*Records for processing*.
•••

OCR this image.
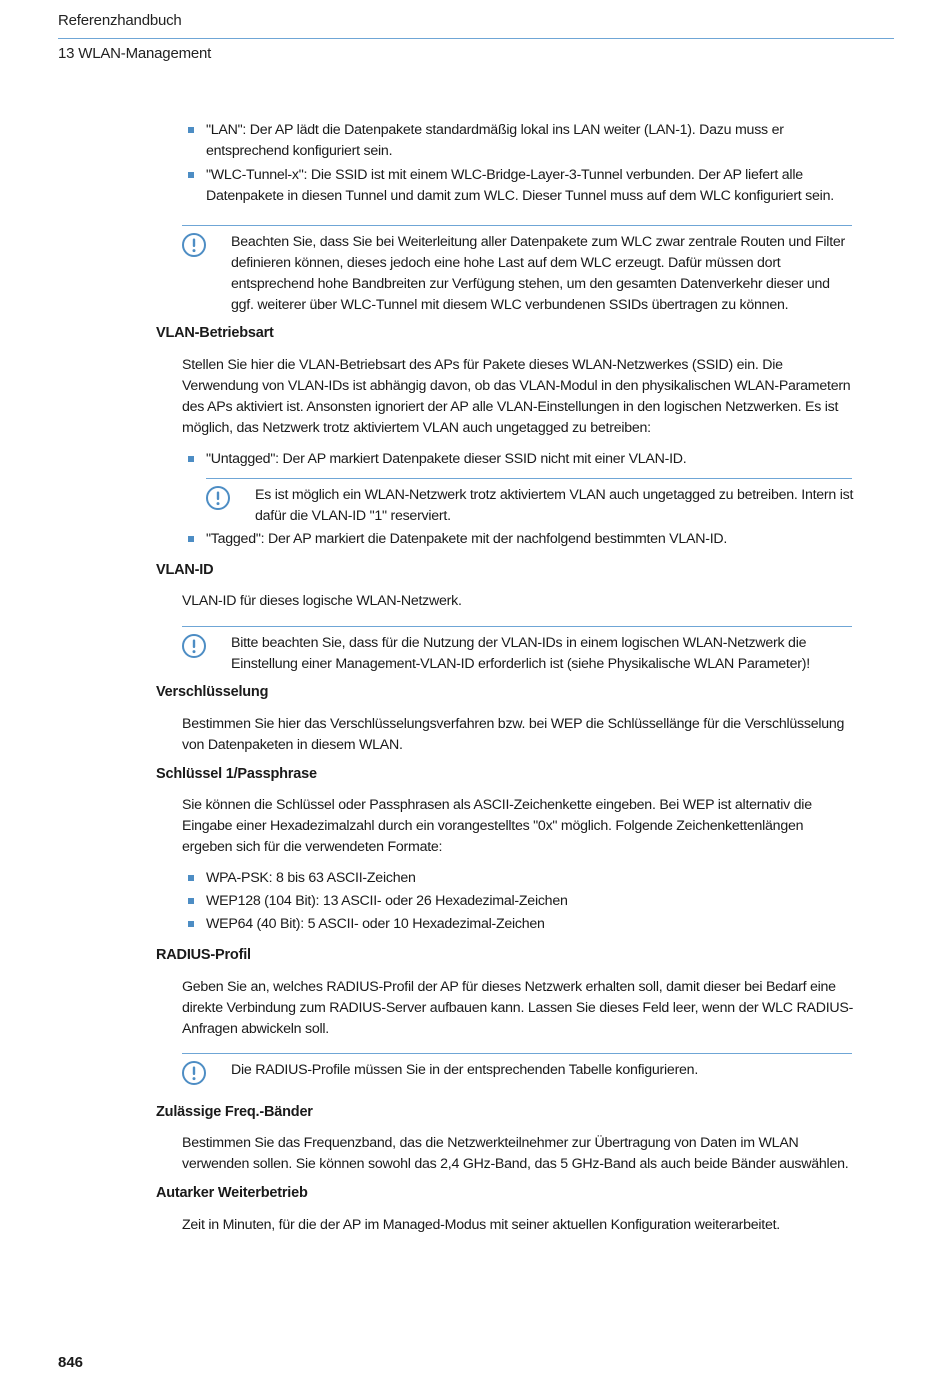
Referenzhandbuch
13 WLAN-Management
"LAN": Der AP lädt die Datenpakete standardmäßig lokal ins LAN weiter (LAN-1). Dazu muss er entsprechend konfiguriert sein.
"WLC-Tunnel-x": Die SSID ist mit einem WLC-Bridge-Layer-3-Tunnel verbunden. Der AP liefert alle Datenpakete in diesen Tunnel und damit zum WLC. Dieser Tunnel muss auf dem WLC konfiguriert sein.
Beachten Sie, dass Sie bei Weiterleitung aller Datenpakete zum WLC zwar zentrale Routen und Filter definieren können, dieses jedoch eine hohe Last auf dem WLC erzeugt. Dafür müssen dort entsprechend hohe Bandbreiten zur Verfügung stehen, um den gesamten Datenverkehr dieser und ggf. weiterer über WLC-Tunnel mit diesem WLC verbundenen SSIDs übertragen zu können.
VLAN-Betriebsart
Stellen Sie hier die VLAN-Betriebsart des APs für Pakete dieses WLAN-Netzwerkes (SSID) ein. Die Verwendung von VLAN-IDs ist abhängig davon, ob das VLAN-Modul in den physikalischen WLAN-Parametern des APs aktiviert ist. Ansonsten ignoriert der AP alle VLAN-Einstellungen in den logischen Netzwerken. Es ist möglich, das Netzwerk trotz aktiviertem VLAN auch ungetagged zu betreiben:
"Untagged": Der AP markiert Datenpakete dieser SSID nicht mit einer VLAN-ID.
Es ist möglich ein WLAN-Netzwerk trotz aktiviertem VLAN auch ungetagged zu betreiben. Intern ist dafür die VLAN-ID "1" reserviert.
"Tagged": Der AP markiert die Datenpakete mit der nachfolgend bestimmten VLAN-ID.
VLAN-ID
VLAN-ID für dieses logische WLAN-Netzwerk.
Bitte beachten Sie, dass für die Nutzung der VLAN-IDs in einem logischen WLAN-Netzwerk die Einstellung einer Management-VLAN-ID erforderlich ist (siehe Physikalische WLAN Parameter)!
Verschlüsselung
Bestimmen Sie hier das Verschlüsselungsverfahren bzw. bei WEP die Schlüssellänge für die Verschlüsselung von Datenpaketen in diesem WLAN.
Schlüssel 1/Passphrase
Sie können die Schlüssel oder Passphrasen als ASCII-Zeichenkette eingeben. Bei WEP ist alternativ die Eingabe einer Hexadezimalzahl durch ein vorangestelltes "0x" möglich. Folgende Zeichenkettenlängen ergeben sich für die verwendeten Formate:
WPA-PSK: 8 bis 63 ASCII-Zeichen
WEP128 (104 Bit): 13 ASCII- oder 26 Hexadezimal-Zeichen
WEP64 (40 Bit): 5 ASCII- oder 10 Hexadezimal-Zeichen
RADIUS-Profil
Geben Sie an, welches RADIUS-Profil der AP für dieses Netzwerk erhalten soll, damit dieser bei Bedarf eine direkte Verbindung zum RADIUS-Server aufbauen kann. Lassen Sie dieses Feld leer, wenn der WLC RADIUS-Anfragen abwickeln soll.
Die RADIUS-Profile müssen Sie in der entsprechenden Tabelle konfigurieren.
Zulässige Freq.-Bänder
Bestimmen Sie das Frequenzband, das die Netzwerkteilnehmer zur Übertragung von Daten im WLAN verwenden sollen. Sie können sowohl das 2,4 GHz-Band, das 5 GHz-Band als auch beide Bänder auswählen.
Autarker Weiterbetrieb
Zeit in Minuten, für die der AP im Managed-Modus mit seiner aktuellen Konfiguration weiterarbeitet.
846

•••

*Work to complete*.
Pull out all lines containing the word "konfiguriert" from the entries above.

*Worked answer*.
"LAN": Der AP lädt die Datenpakete standardmäßig lokal ins LAN weiter (LAN-1). Dazu muss er entsprechend konfiguriert sein.
"WLC-Tunnel-x": Die SSID ist mit einem WLC-Bridge-Layer-3-Tunnel verbunden. Der AP liefert alle Datenpakete in diesen Tunnel und damit zum WLC. Dieser Tunnel muss auf dem WLC konfiguriert sein.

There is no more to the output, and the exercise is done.